▶ [What the task requires] Please return every record exactly, with no pictures included.

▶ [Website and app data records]
==============================

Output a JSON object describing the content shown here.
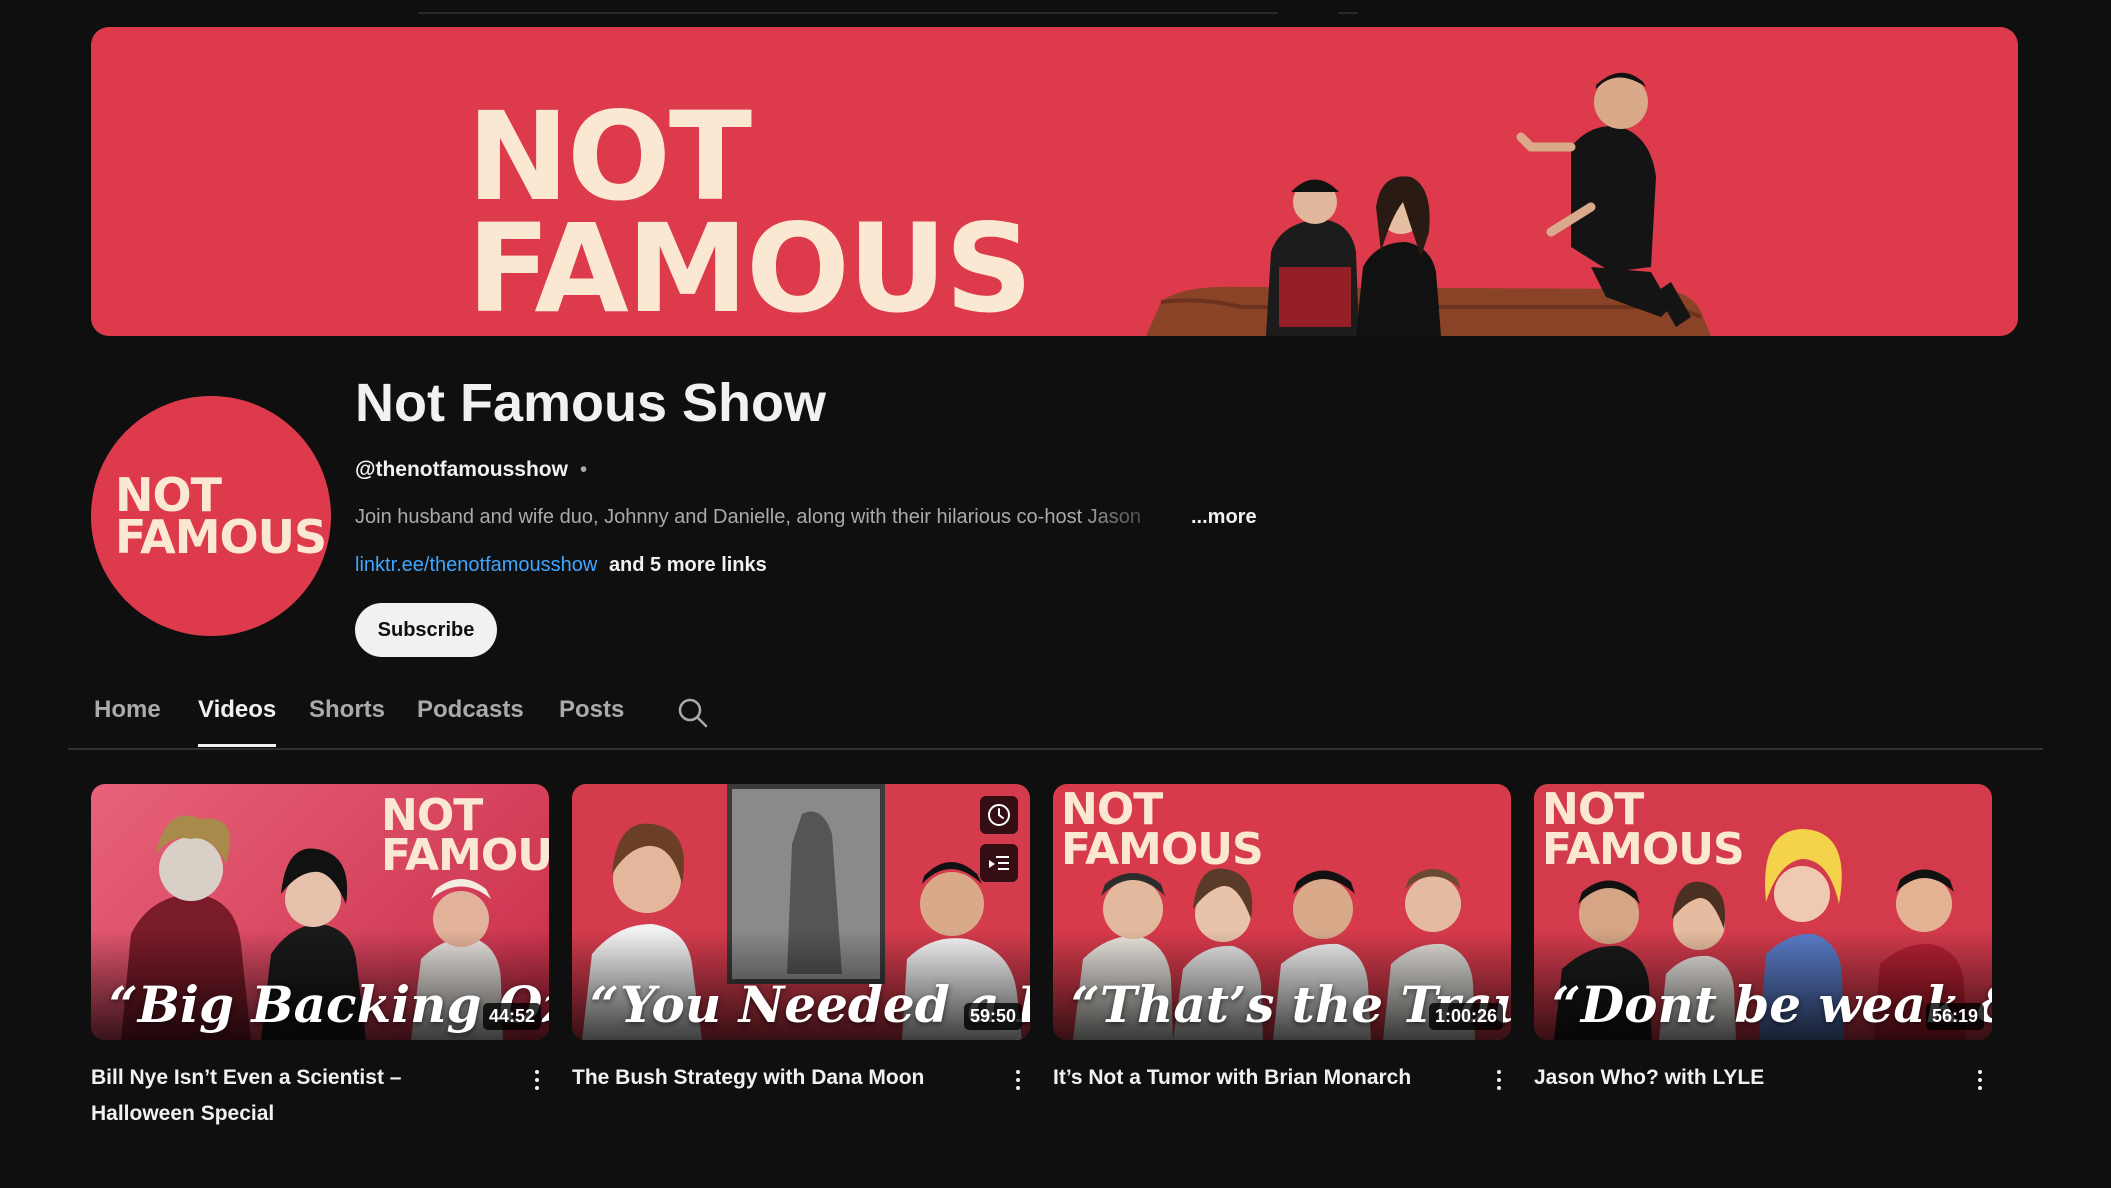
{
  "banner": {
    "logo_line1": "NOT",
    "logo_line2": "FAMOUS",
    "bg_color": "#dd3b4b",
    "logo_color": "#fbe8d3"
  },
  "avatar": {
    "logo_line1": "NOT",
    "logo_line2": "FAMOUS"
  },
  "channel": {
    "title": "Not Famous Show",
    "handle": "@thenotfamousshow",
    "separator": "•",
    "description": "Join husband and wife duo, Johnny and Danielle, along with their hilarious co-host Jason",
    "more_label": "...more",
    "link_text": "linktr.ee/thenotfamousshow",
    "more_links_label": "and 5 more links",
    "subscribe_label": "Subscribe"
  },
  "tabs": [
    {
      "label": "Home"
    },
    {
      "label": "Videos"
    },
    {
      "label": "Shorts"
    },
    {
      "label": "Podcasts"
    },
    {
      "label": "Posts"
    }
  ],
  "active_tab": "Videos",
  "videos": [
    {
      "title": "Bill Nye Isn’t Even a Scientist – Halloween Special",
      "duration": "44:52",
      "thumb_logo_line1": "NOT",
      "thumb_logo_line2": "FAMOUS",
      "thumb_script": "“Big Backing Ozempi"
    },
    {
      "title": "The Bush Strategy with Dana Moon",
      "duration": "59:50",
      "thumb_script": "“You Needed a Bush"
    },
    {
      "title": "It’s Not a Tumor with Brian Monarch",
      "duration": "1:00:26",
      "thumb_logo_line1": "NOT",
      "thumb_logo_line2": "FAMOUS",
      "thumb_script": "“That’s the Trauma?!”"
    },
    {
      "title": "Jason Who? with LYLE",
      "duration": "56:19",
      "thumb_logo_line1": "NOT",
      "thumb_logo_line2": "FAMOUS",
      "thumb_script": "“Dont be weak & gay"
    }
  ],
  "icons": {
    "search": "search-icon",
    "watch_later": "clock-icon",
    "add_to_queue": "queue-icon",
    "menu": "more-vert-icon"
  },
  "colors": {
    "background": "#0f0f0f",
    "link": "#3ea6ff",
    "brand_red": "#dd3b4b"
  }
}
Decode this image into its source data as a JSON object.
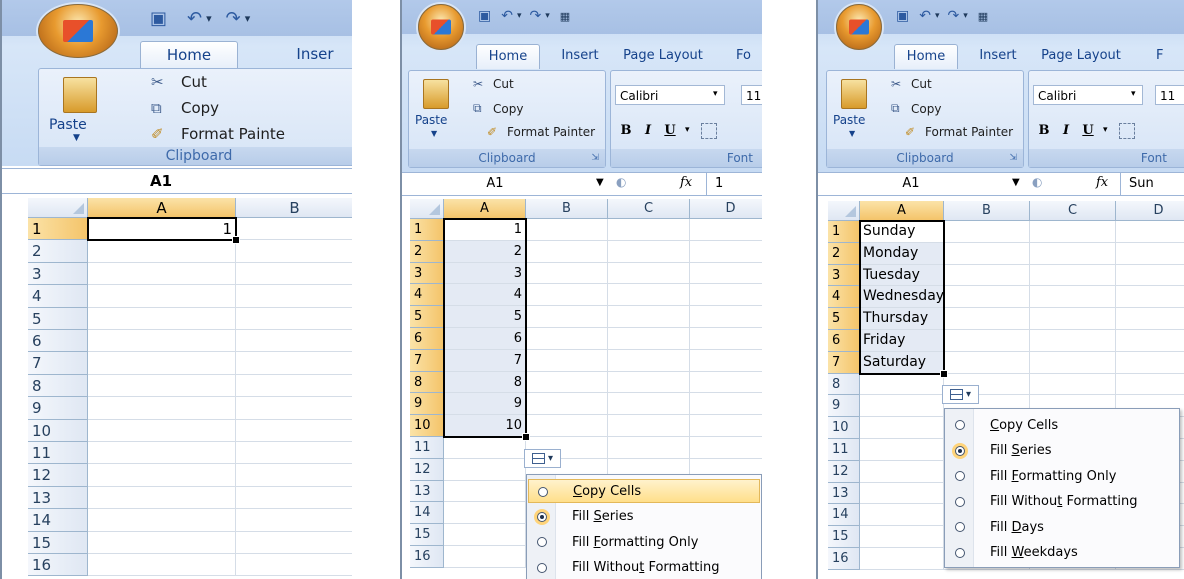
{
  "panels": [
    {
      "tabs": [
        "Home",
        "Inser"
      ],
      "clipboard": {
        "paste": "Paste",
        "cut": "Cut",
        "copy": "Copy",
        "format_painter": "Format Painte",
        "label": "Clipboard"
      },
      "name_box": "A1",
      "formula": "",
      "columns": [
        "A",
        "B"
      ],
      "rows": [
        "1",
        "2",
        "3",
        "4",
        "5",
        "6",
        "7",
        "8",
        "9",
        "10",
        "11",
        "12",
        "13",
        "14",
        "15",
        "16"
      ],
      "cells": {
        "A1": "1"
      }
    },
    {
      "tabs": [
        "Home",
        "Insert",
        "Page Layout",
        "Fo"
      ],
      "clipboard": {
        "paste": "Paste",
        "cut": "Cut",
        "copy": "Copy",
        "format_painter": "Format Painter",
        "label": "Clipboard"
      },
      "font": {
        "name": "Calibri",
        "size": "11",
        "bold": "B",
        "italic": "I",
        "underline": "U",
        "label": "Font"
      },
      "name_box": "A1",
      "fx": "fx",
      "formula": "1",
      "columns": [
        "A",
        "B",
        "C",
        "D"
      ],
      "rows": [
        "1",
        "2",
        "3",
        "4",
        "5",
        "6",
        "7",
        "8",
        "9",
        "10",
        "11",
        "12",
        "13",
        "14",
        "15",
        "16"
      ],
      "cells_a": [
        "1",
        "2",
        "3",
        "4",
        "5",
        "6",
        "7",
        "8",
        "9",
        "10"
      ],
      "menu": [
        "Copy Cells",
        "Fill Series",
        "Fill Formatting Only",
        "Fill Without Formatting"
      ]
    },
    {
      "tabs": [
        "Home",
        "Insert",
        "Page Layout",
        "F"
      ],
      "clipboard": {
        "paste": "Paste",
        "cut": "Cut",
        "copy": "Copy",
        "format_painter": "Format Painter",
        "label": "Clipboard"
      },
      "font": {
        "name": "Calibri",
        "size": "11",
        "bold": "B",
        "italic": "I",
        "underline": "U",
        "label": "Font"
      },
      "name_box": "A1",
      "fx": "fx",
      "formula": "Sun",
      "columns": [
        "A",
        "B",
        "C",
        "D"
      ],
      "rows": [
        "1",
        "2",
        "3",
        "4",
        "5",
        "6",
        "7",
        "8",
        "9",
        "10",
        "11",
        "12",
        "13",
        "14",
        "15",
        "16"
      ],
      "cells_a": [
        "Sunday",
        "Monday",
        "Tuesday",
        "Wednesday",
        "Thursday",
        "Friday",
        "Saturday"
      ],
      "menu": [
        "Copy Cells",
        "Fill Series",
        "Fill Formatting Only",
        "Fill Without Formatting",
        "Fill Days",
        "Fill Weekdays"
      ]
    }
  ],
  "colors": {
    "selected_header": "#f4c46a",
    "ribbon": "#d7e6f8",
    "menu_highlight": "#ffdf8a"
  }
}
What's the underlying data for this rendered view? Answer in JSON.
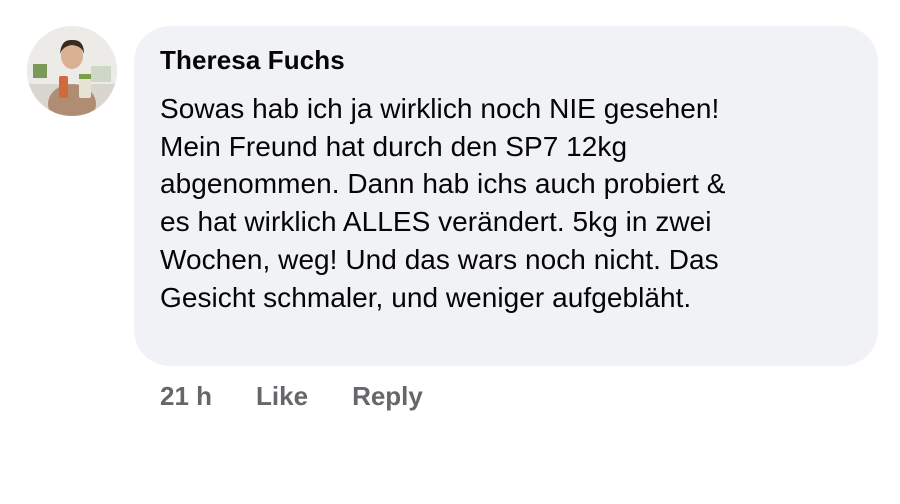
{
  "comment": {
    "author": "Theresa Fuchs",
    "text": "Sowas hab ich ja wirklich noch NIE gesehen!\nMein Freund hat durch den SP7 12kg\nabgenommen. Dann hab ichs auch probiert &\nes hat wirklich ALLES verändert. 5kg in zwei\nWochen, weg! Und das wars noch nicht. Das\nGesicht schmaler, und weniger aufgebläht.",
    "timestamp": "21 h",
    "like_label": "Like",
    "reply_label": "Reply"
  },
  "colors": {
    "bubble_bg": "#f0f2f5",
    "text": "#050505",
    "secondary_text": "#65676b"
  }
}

==============================

▶ [Solution for this problem]
Output a JSON object describing the content shown here.
{
  "banner": {
    "logo_line1": "NOT",
    "logo_line2": "FAMOUS",
    "bg_color": "#dd3b4b",
    "logo_color": "#fbe8d3"
  },
  "avatar": {
    "logo_line1": "NOT",
    "logo_line2": "FAMOUS"
  },
  "channel": {
    "title": "Not Famous Show",
    "handle": "@thenotfamousshow",
    "separator": "•",
    "description": "Join husband and wife duo, Johnny and Danielle, along with their hilarious co-host Jason",
    "more_label": "...more",
    "link_text": "linktr.ee/thenotfamousshow",
    "more_links_label": "and 5 more links",
    "subscribe_label": "Subscribe"
  },
  "tabs": [
    {
      "label": "Home"
    },
    {
      "label": "Videos"
    },
    {
      "label": "Shorts"
    },
    {
      "label": "Podcasts"
    },
    {
      "label": "Posts"
    }
  ],
  "active_tab": "Videos",
  "videos": [
    {
      "title": "Bill Nye Isn’t Even a Scientist – Halloween Special",
      "duration": "44:52",
      "thumb_logo_line1": "NOT",
      "thumb_logo_line2": "FAMOUS",
      "thumb_script": "“Big Backing Ozempi"
    },
    {
      "title": "The Bush Strategy with Dana Moon",
      "duration": "59:50",
      "thumb_script": "“You Needed a Bush"
    },
    {
      "title": "It’s Not a Tumor with Brian Monarch",
      "duration": "1:00:26",
      "thumb_logo_line1": "NOT",
      "thumb_logo_line2": "FAMOUS",
      "thumb_script": "“That’s the Trauma?!”"
    },
    {
      "title": "Jason Who? with LYLE",
      "duration": "56:19",
      "thumb_logo_line1": "NOT",
      "thumb_logo_line2": "FAMOUS",
      "thumb_script": "“Dont be weak & gay"
    }
  ],
  "icons": {
    "search": "search-icon",
    "watch_later": "clock-icon",
    "add_to_queue": "queue-icon",
    "menu": "more-vert-icon"
  },
  "colors": {
    "background": "#0f0f0f",
    "link": "#3ea6ff",
    "brand_red": "#dd3b4b"
  }
}
Decode this image into its source data as a JSON object.
{
  "panels": [
    {
      "tabs": [
        "Home",
        "Inser"
      ],
      "clipboard": {
        "paste": "Paste",
        "cut": "Cut",
        "copy": "Copy",
        "format_painter": "Format Painte",
        "label": "Clipboard"
      },
      "name_box": "A1",
      "formula": "",
      "columns": [
        "A",
        "B"
      ],
      "rows": [
        "1",
        "2",
        "3",
        "4",
        "5",
        "6",
        "7",
        "8",
        "9",
        "10",
        "11",
        "12",
        "13",
        "14",
        "15",
        "16"
      ],
      "cells": {
        "A1": "1"
      }
    },
    {
      "tabs": [
        "Home",
        "Insert",
        "Page Layout",
        "Fo"
      ],
      "clipboard": {
        "paste": "Paste",
        "cut": "Cut",
        "copy": "Copy",
        "format_painter": "Format Painter",
        "label": "Clipboard"
      },
      "font": {
        "name": "Calibri",
        "size": "11",
        "bold": "B",
        "italic": "I",
        "underline": "U",
        "label": "Font"
      },
      "name_box": "A1",
      "fx": "fx",
      "formula": "1",
      "columns": [
        "A",
        "B",
        "C",
        "D"
      ],
      "rows": [
        "1",
        "2",
        "3",
        "4",
        "5",
        "6",
        "7",
        "8",
        "9",
        "10",
        "11",
        "12",
        "13",
        "14",
        "15",
        "16"
      ],
      "cells_a": [
        "1",
        "2",
        "3",
        "4",
        "5",
        "6",
        "7",
        "8",
        "9",
        "10"
      ],
      "menu": [
        "Copy Cells",
        "Fill Series",
        "Fill Formatting Only",
        "Fill Without Formatting"
      ]
    },
    {
      "tabs": [
        "Home",
        "Insert",
        "Page Layout",
        "F"
      ],
      "clipboard": {
        "paste": "Paste",
        "cut": "Cut",
        "copy": "Copy",
        "format_painter": "Format Painter",
        "label": "Clipboard"
      },
      "font": {
        "name": "Calibri",
        "size": "11",
        "bold": "B",
        "italic": "I",
        "underline": "U",
        "label": "Font"
      },
      "name_box": "A1",
      "fx": "fx",
      "formula": "Sun",
      "columns": [
        "A",
        "B",
        "C",
        "D"
      ],
      "rows": [
        "1",
        "2",
        "3",
        "4",
        "5",
        "6",
        "7",
        "8",
        "9",
        "10",
        "11",
        "12",
        "13",
        "14",
        "15",
        "16"
      ],
      "cells_a": [
        "Sunday",
        "Monday",
        "Tuesday",
        "Wednesday",
        "Thursday",
        "Friday",
        "Saturday"
      ],
      "menu": [
        "Copy Cells",
        "Fill Series",
        "Fill Formatting Only",
        "Fill Without Formatting",
        "Fill Days",
        "Fill Weekdays"
      ]
    }
  ],
  "colors": {
    "selected_header": "#f4c46a",
    "ribbon": "#d7e6f8",
    "menu_highlight": "#ffdf8a"
  }
}
What's the underlying data for this rendered view? Answer in JSON.
{
  "comment": {
    "author": "Theresa Fuchs",
    "text": "Sowas hab ich ja wirklich noch NIE gesehen!\nMein Freund hat durch den SP7 12kg\nabgenommen. Dann hab ichs auch probiert &\nes hat wirklich ALLES verändert. 5kg in zwei\nWochen, weg! Und das wars noch nicht. Das\nGesicht schmaler, und weniger aufgebläht.",
    "timestamp": "21 h",
    "like_label": "Like",
    "reply_label": "Reply"
  },
  "colors": {
    "bubble_bg": "#f0f2f5",
    "text": "#050505",
    "secondary_text": "#65676b"
  }
}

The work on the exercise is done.